:: Extracted entries ::
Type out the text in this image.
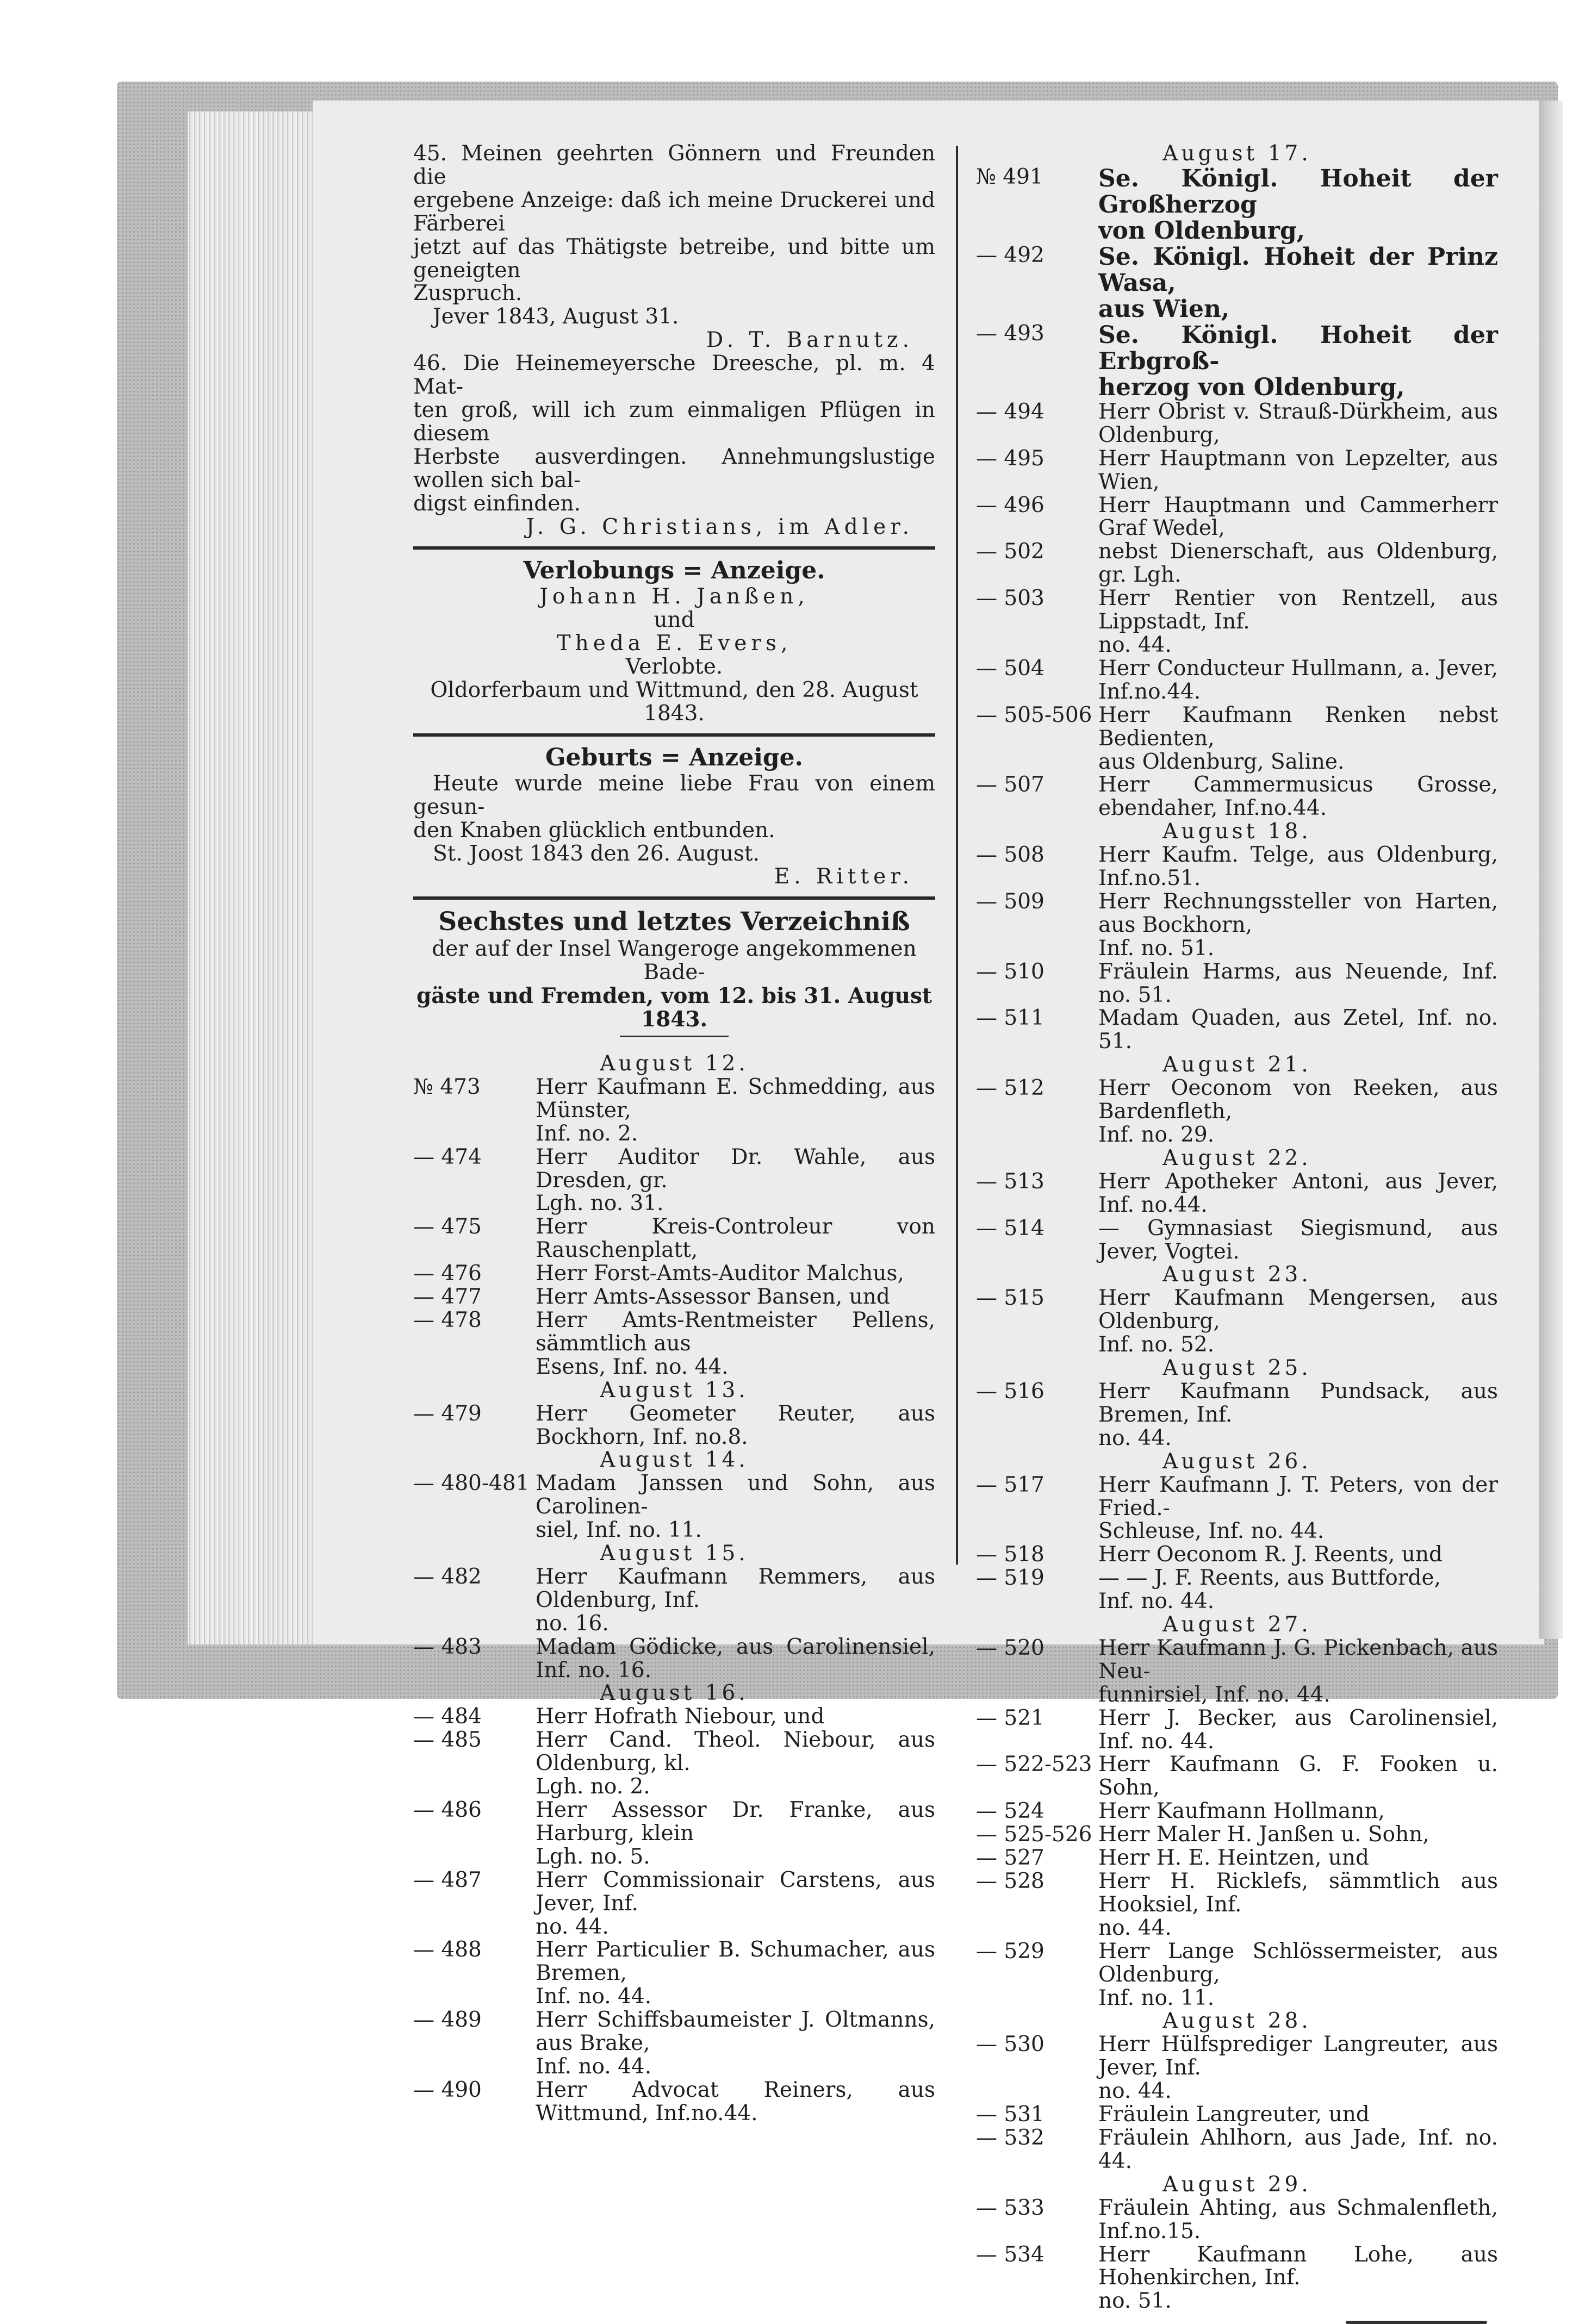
45. Meinen geehrten Gönnern und Freunden die

ergebene Anzeige: daß ich meine Druckerei und Färberei

jetzt auf das Thätigste betreibe, und bitte um geneigten

Zuspruch.

Jever 1843, August 31.

D. T. Barnutz.

46. Die Heinemeyersche Dreesche, pl. m. 4 Mat-

ten groß, will ich zum einmaligen Pflügen in diesem

Herbste ausverdingen. Annehmungslustige wollen sich bal-

digst einfinden.

J. G. Christians, im Adler.

Verlobungs = Anzeige.

Johann H. Janßen,

und

Theda E. Evers,

Verlobte.

Oldorferbaum und Wittmund, den 28. August 1843.

Geburts = Anzeige.

Heute wurde meine liebe Frau von einem gesun-

den Knaben glücklich entbunden.

St. Joost 1843 den 26. August.

E. Ritter.

Sechstes und letztes Verzeichniß

der auf der Insel Wangeroge angekommenen Bade-

gäste und Fremden, vom 12. bis 31. August 1843.

August 12.

№ 473	Herr Kaufmann E. Schmedding, aus Münster,

Inf. no. 2.

— 474	Herr Auditor Dr. Wahle, aus Dresden, gr.

Lgh. no. 31.

— 475	Herr Kreis-Controleur von Rauschenplatt,
— 476	Herr Forst-Amts-Auditor Malchus,
— 477	Herr Amts-Assessor Bansen, und
— 478	Herr Amts-Rentmeister Pellens, sämmtlich aus

Esens, Inf. no. 44.

August 13.

— 479	Herr Geometer Reuter, aus Bockhorn, Inf. no.8.

August 14.

— 480-481 Madam Janssen und Sohn, aus Carolinen-

siel, Inf. no. 11.

August 15.

— 482	Herr Kaufmann Remmers, aus Oldenburg, Inf.

no. 16.

— 483	Madam Gödicke, aus Carolinensiel, Inf. no. 16.

August 16.

— 484	Herr Hofrath Niebour, und
— 485	Herr Cand. Theol. Niebour, aus Oldenburg, kl.

Lgh. no. 2.

— 486	Herr Assessor Dr. Franke, aus Harburg, klein

Lgh. no. 5.

— 487	Herr Commissionair Carstens, aus Jever, Inf.

no. 44.

— 488	Herr Particulier B. Schumacher, aus Bremen,

Inf. no. 44.

— 489	Herr Schiffsbaumeister J. Oltmanns, aus Brake,

Inf. no. 44.

— 490	Herr Advocat Reiners, aus Wittmund, Inf.no.44.

August 17.

№ 491	Se. Königl. Hoheit der Großherzog

von Oldenburg,

— 492	Se. Königl. Hoheit der Prinz Wasa,

aus Wien,

— 493	Se. Königl. Hoheit der Erbgroß-

herzog von Oldenburg,

— 494	Herr Obrist v. Strauß-Dürkheim, aus Oldenburg,
— 495	Herr Hauptmann von Lepzelter, aus Wien,
— 496	Herr Hauptmann und Cammerherr Graf Wedel,
— 502	nebst Dienerschaft, aus Oldenburg, gr. Lgh.
— 503	Herr Rentier von Rentzell, aus Lippstadt, Inf.

no. 44.

— 504	Herr Conducteur Hullmann, a. Jever, Inf.no.44.
— 505-506 Herr Kaufmann Renken nebst Bedienten,

aus Oldenburg, Saline.

— 507	Herr Cammermusicus Grosse, ebendaher, Inf.no.44.

August 18.

— 508	Herr Kaufm. Telge, aus Oldenburg, Inf.no.51.
— 509	Herr Rechnungssteller von Harten, aus Bockhorn,

Inf. no. 51.

— 510	Fräulein Harms, aus Neuende, Inf. no. 51.
— 511	Madam Quaden, aus Zetel, Inf. no. 51.

August 21.

— 512	Herr Oeconom von Reeken, aus Bardenfleth,

Inf. no. 29.

August 22.

— 513	Herr Apotheker Antoni, aus Jever, Inf. no.44.
— 514	— Gymnasiast Siegismund, aus Jever, Vogtei.

August 23.

— 515	Herr Kaufmann Mengersen, aus Oldenburg,

Inf. no. 52.

August 25.

— 516	Herr Kaufmann Pundsack, aus Bremen, Inf.

no. 44.

August 26.

— 517	Herr Kaufmann J. T. Peters, von der Fried.-

Schleuse, Inf. no. 44.

— 518	Herr Oeconom R. J. Reents, und
— 519	— — J. F. Reents, aus Buttforde,

Inf. no. 44.

August 27.

— 520	Herr Kaufmann J. G. Pickenbach, aus Neu-

funnirsiel, Inf. no. 44.

— 521	Herr J. Becker, aus Carolinensiel, Inf. no. 44.
— 522-523 Herr Kaufmann G. F. Fooken u. Sohn,
— 524	Herr Kaufmann Hollmann,
— 525-526 Herr Maler H. Janßen u. Sohn,
— 527	Herr H. E. Heintzen, und
— 528	Herr H. Ricklefs, sämmtlich aus Hooksiel, Inf.

no. 44.

— 529	Herr Lange Schlössermeister, aus Oldenburg,

Inf. no. 11.

August 28.

— 530	Herr Hülfsprediger Langreuter, aus Jever, Inf.

no. 44.

— 531	Fräulein Langreuter, und
— 532	Fräulein Ahlhorn, aus Jade, Inf. no. 44.

August 29.

— 533	Fräulein Ahting, aus Schmalenfleth, Inf.no.15.
— 534	Herr Kaufmann Lohe, aus Hohenkirchen, Inf.

no. 51.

:: Your objective ::
Omit any images, then output the listing exactly.

:: Finished exercise ::
Type out the text in this image.
45. Meinen geehrten Gönnern und Freunden die

ergebene Anzeige: daß ich meine Druckerei und Färberei

jetzt auf das Thätigste betreibe, und bitte um geneigten

Zuspruch.

Jever 1843, August 31.

D. T. Barnutz.

46. Die Heinemeyersche Dreesche, pl. m. 4 Mat-

ten groß, will ich zum einmaligen Pflügen in diesem

Herbste ausverdingen. Annehmungslustige wollen sich bal-

digst einfinden.

J. G. Christians, im Adler.

Verlobungs = Anzeige.

Johann H. Janßen,

und

Theda E. Evers,

Verlobte.

Oldorferbaum und Wittmund, den 28. August 1843.

Geburts = Anzeige.

Heute wurde meine liebe Frau von einem gesun-

den Knaben glücklich entbunden.

St. Joost 1843 den 26. August.

E. Ritter.

Sechstes und letztes Verzeichniß

der auf der Insel Wangeroge angekommenen Bade-

gäste und Fremden, vom 12. bis 31. August 1843.

August 12.

№ 473	Herr Kaufmann E. Schmedding, aus Münster,

Inf. no. 2.

— 474	Herr Auditor Dr. Wahle, aus Dresden, gr.

Lgh. no. 31.

— 475	Herr Kreis-Controleur von Rauschenplatt,
— 476	Herr Forst-Amts-Auditor Malchus,
— 477	Herr Amts-Assessor Bansen, und
— 478	Herr Amts-Rentmeister Pellens, sämmtlich aus

Esens, Inf. no. 44.

August 13.

— 479	Herr Geometer Reuter, aus Bockhorn, Inf. no.8.

August 14.

— 480-481 Madam Janssen und Sohn, aus Carolinen-

siel, Inf. no. 11.

August 15.

— 482	Herr Kaufmann Remmers, aus Oldenburg, Inf.

no. 16.

— 483	Madam Gödicke, aus Carolinensiel, Inf. no. 16.

August 16.

— 484	Herr Hofrath Niebour, und
— 485	Herr Cand. Theol. Niebour, aus Oldenburg, kl.

Lgh. no. 2.

— 486	Herr Assessor Dr. Franke, aus Harburg, klein

Lgh. no. 5.

— 487	Herr Commissionair Carstens, aus Jever, Inf.

no. 44.

— 488	Herr Particulier B. Schumacher, aus Bremen,

Inf. no. 44.

— 489	Herr Schiffsbaumeister J. Oltmanns, aus Brake,

Inf. no. 44.

— 490	Herr Advocat Reiners, aus Wittmund, Inf.no.44.

August 17.

№ 491	Se. Königl. Hoheit der Großherzog

von Oldenburg,

— 492	Se. Königl. Hoheit der Prinz Wasa,

aus Wien,

— 493	Se. Königl. Hoheit der Erbgroß-

herzog von Oldenburg,

— 494	Herr Obrist v. Strauß-Dürkheim, aus Oldenburg,
— 495	Herr Hauptmann von Lepzelter, aus Wien,
— 496	Herr Hauptmann und Cammerherr Graf Wedel,
— 502	nebst Dienerschaft, aus Oldenburg, gr. Lgh.
— 503	Herr Rentier von Rentzell, aus Lippstadt, Inf.

no. 44.

— 504	Herr Conducteur Hullmann, a. Jever, Inf.no.44.
— 505-506 Herr Kaufmann Renken nebst Bedienten,

aus Oldenburg, Saline.

— 507	Herr Cammermusicus Grosse, ebendaher, Inf.no.44.

August 18.

— 508	Herr Kaufm. Telge, aus Oldenburg, Inf.no.51.
— 509	Herr Rechnungssteller von Harten, aus Bockhorn,

Inf. no. 51.

— 510	Fräulein Harms, aus Neuende, Inf. no. 51.
— 511	Madam Quaden, aus Zetel, Inf. no. 51.

August 21.

— 512	Herr Oeconom von Reeken, aus Bardenfleth,

Inf. no. 29.

August 22.

— 513	Herr Apotheker Antoni, aus Jever, Inf. no.44.
— 514	— Gymnasiast Siegismund, aus Jever, Vogtei.

August 23.

— 515	Herr Kaufmann Mengersen, aus Oldenburg,

Inf. no. 52.

August 25.

— 516	Herr Kaufmann Pundsack, aus Bremen, Inf.

no. 44.

August 26.

— 517	Herr Kaufmann J. T. Peters, von der Fried.-

Schleuse, Inf. no. 44.

— 518	Herr Oeconom R. J. Reents, und
— 519	— — J. F. Reents, aus Buttforde,

Inf. no. 44.

August 27.

— 520	Herr Kaufmann J. G. Pickenbach, aus Neu-

funnirsiel, Inf. no. 44.

— 521	Herr J. Becker, aus Carolinensiel, Inf. no. 44.
— 522-523 Herr Kaufmann G. F. Fooken u. Sohn,
— 524	Herr Kaufmann Hollmann,
— 525-526 Herr Maler H. Janßen u. Sohn,
— 527	Herr H. E. Heintzen, und
— 528	Herr H. Ricklefs, sämmtlich aus Hooksiel, Inf.

no. 44.

— 529	Herr Lange Schlössermeister, aus Oldenburg,

Inf. no. 11.

August 28.

— 530	Herr Hülfsprediger Langreuter, aus Jever, Inf.

no. 44.

— 531	Fräulein Langreuter, und
— 532	Fräulein Ahlhorn, aus Jade, Inf. no. 44.

August 29.

— 533	Fräulein Ahting, aus Schmalenfleth, Inf.no.15.
— 534	Herr Kaufmann Lohe, aus Hohenkirchen, Inf.

no. 51.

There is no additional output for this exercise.